- [STATED EXERCISE]: Copy out each line of the material below with no changes.

- [DATA SECTION]:
** BEGIN **

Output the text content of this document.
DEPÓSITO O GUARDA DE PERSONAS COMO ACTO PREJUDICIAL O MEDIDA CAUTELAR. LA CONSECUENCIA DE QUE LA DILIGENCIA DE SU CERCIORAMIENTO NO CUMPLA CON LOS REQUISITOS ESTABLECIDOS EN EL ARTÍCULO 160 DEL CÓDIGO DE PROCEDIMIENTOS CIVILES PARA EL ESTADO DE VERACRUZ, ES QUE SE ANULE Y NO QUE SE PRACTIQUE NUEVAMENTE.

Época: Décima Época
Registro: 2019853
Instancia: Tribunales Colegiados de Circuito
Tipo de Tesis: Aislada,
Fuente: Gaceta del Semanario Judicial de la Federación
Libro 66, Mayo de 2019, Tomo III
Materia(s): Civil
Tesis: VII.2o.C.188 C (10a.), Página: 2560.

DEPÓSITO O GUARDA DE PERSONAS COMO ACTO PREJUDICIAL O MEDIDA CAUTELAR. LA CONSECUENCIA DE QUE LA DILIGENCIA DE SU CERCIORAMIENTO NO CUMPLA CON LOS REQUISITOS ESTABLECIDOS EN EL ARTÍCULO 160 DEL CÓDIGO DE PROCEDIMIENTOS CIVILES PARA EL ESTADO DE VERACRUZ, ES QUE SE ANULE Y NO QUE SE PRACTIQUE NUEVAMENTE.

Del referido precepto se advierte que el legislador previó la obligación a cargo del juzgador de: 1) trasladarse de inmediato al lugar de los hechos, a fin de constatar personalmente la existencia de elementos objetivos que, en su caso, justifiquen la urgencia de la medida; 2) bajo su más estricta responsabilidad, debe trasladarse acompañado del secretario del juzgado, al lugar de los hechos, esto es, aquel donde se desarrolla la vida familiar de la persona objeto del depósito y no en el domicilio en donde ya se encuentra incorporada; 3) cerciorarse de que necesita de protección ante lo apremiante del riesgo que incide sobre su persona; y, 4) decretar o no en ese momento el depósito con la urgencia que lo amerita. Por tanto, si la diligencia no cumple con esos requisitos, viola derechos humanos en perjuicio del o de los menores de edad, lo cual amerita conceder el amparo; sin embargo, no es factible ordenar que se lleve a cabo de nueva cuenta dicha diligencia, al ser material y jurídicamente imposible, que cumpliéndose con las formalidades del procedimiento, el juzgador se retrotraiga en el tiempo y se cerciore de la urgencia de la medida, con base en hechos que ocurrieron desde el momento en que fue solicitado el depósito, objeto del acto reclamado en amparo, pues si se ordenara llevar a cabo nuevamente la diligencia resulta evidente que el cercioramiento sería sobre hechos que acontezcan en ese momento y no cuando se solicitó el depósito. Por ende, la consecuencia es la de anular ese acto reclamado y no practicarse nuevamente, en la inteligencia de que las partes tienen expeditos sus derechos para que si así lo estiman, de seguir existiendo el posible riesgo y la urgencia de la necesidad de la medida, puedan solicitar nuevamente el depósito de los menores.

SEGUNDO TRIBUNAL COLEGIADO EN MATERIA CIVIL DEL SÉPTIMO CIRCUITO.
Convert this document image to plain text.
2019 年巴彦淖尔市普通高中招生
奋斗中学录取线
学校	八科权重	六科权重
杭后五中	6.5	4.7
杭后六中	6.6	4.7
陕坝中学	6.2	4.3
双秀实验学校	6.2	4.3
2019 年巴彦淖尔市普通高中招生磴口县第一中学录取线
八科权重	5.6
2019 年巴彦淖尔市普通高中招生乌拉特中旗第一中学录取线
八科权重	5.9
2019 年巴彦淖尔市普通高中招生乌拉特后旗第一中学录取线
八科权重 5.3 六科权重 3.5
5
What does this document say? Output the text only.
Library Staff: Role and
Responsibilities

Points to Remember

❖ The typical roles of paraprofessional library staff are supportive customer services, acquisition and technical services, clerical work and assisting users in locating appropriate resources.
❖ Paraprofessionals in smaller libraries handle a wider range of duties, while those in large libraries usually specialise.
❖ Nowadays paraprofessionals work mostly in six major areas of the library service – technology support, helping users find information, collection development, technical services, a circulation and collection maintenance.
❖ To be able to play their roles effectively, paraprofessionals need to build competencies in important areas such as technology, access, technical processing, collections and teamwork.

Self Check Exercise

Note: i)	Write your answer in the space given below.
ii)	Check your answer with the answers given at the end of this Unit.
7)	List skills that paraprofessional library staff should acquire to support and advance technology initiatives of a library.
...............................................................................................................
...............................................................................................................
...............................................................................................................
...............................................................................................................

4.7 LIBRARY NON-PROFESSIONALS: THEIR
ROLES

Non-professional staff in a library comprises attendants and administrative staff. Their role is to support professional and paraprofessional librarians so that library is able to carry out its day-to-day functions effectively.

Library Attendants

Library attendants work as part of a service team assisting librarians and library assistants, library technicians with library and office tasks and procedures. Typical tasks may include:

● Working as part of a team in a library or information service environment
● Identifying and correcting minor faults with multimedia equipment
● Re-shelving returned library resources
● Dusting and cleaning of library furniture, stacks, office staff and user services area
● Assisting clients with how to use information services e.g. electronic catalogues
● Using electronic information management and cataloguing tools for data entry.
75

** END **

- [OUTPUT FOR THIS EXERCISE]:
Output the text content of this document.
DEPÓSITO O GUARDA DE PERSONAS COMO ACTO PREJUDICIAL O MEDIDA CAUTELAR. LA CONSECUENCIA DE QUE LA DILIGENCIA DE SU CERCIORAMIENTO NO CUMPLA CON LOS REQUISITOS ESTABLECIDOS EN EL ARTÍCULO 160 DEL CÓDIGO DE PROCEDIMIENTOS CIVILES PARA EL ESTADO DE VERACRUZ, ES QUE SE ANULE Y NO QUE SE PRACTIQUE NUEVAMENTE.

Época: Décima Época
Registro: 2019853
Instancia: Tribunales Colegiados de Circuito
Tipo de Tesis: Aislada,
Fuente: Gaceta del Semanario Judicial de la Federación
Libro 66, Mayo de 2019, Tomo III
Materia(s): Civil
Tesis: VII.2o.C.188 C (10a.), Página: 2560.

DEPÓSITO O GUARDA DE PERSONAS COMO ACTO PREJUDICIAL O MEDIDA CAUTELAR. LA CONSECUENCIA DE QUE LA DILIGENCIA DE SU CERCIORAMIENTO NO CUMPLA CON LOS REQUISITOS ESTABLECIDOS EN EL ARTÍCULO 160 DEL CÓDIGO DE PROCEDIMIENTOS CIVILES PARA EL ESTADO DE VERACRUZ, ES QUE SE ANULE Y NO QUE SE PRACTIQUE NUEVAMENTE.

Del referido precepto se advierte que el legislador previó la obligación a cargo del juzgador de: 1) trasladarse de inmediato al lugar de los hechos, a fin de constatar personalmente la existencia de elementos objetivos que, en su caso, justifiquen la urgencia de la medida; 2) bajo su más estricta responsabilidad, debe trasladarse acompañado del secretario del juzgado, al lugar de los hechos, esto es, aquel donde se desarrolla la vida familiar de la persona objeto del depósito y no en el domicilio en donde ya se encuentra incorporada; 3) cerciorarse de que necesita de protección ante lo apremiante del riesgo que incide sobre su persona; y, 4) decretar o no en ese momento el depósito con la urgencia que lo amerita. Por tanto, si la diligencia no cumple con esos requisitos, viola derechos humanos en perjuicio del o de los menores de edad, lo cual amerita conceder el amparo; sin embargo, no es factible ordenar que se lleve a cabo de nueva cuenta dicha diligencia, al ser material y jurídicamente imposible, que cumpliéndose con las formalidades del procedimiento, el juzgador se retrotraiga en el tiempo y se cerciore de la urgencia de la medida, con base en hechos que ocurrieron desde el momento en que fue solicitado el depósito, objeto del acto reclamado en amparo, pues si se ordenara llevar a cabo nuevamente la diligencia resulta evidente que el cercioramiento sería sobre hechos que acontezcan en ese momento y no cuando se solicitó el depósito. Por ende, la consecuencia es la de anular ese acto reclamado y no practicarse nuevamente, en la inteligencia de que las partes tienen expeditos sus derechos para que si así lo estiman, de seguir existiendo el posible riesgo y la urgencia de la necesidad de la medida, puedan solicitar nuevamente el depósito de los menores.

SEGUNDO TRIBUNAL COLEGIADO EN MATERIA CIVIL DEL SÉPTIMO CIRCUITO.
Convert this document image to plain text.
2019 年巴彦淖尔市普通高中招生
奋斗中学录取线
学校	八科权重	六科权重
杭后五中	6.5	4.7
杭后六中	6.6	4.7
陕坝中学	6.2	4.3
双秀实验学校	6.2	4.3
2019 年巴彦淖尔市普通高中招生磴口县第一中学录取线
八科权重	5.6
2019 年巴彦淖尔市普通高中招生乌拉特中旗第一中学录取线
八科权重	5.9
2019 年巴彦淖尔市普通高中招生乌拉特后旗第一中学录取线
八科权重 5.3 六科权重 3.5
5
What does this document say? Output the text only.
Library Staff: Role and
Responsibilities

Points to Remember

❖ The typical roles of paraprofessional library staff are supportive customer services, acquisition and technical services, clerical work and assisting users in locating appropriate resources.
❖ Paraprofessionals in smaller libraries handle a wider range of duties, while those in large libraries usually specialise.
❖ Nowadays paraprofessionals work mostly in six major areas of the library service – technology support, helping users find information, collection development, technical services, a circulation and collection maintenance.
❖ To be able to play their roles effectively, paraprofessionals need to build competencies in important areas such as technology, access, technical processing, collections and teamwork.

Self Check Exercise

Note: i)	Write your answer in the space given below.
ii)	Check your answer with the answers given at the end of this Unit.
7)	List skills that paraprofessional library staff should acquire to support and advance technology initiatives of a library.
...............................................................................................................
...............................................................................................................
...............................................................................................................
...............................................................................................................

4.7 LIBRARY NON-PROFESSIONALS: THEIR
ROLES

Non-professional staff in a library comprises attendants and administrative staff. Their role is to support professional and paraprofessional librarians so that library is able to carry out its day-to-day functions effectively.

Library Attendants

Library attendants work as part of a service team assisting librarians and library assistants, library technicians with library and office tasks and procedures. Typical tasks may include:

● Working as part of a team in a library or information service environment
● Identifying and correcting minor faults with multimedia equipment
● Re-shelving returned library resources
● Dusting and cleaning of library furniture, stacks, office staff and user services area
● Assisting clients with how to use information services e.g. electronic catalogues
● Using electronic information management and cataloguing tools for data entry.
75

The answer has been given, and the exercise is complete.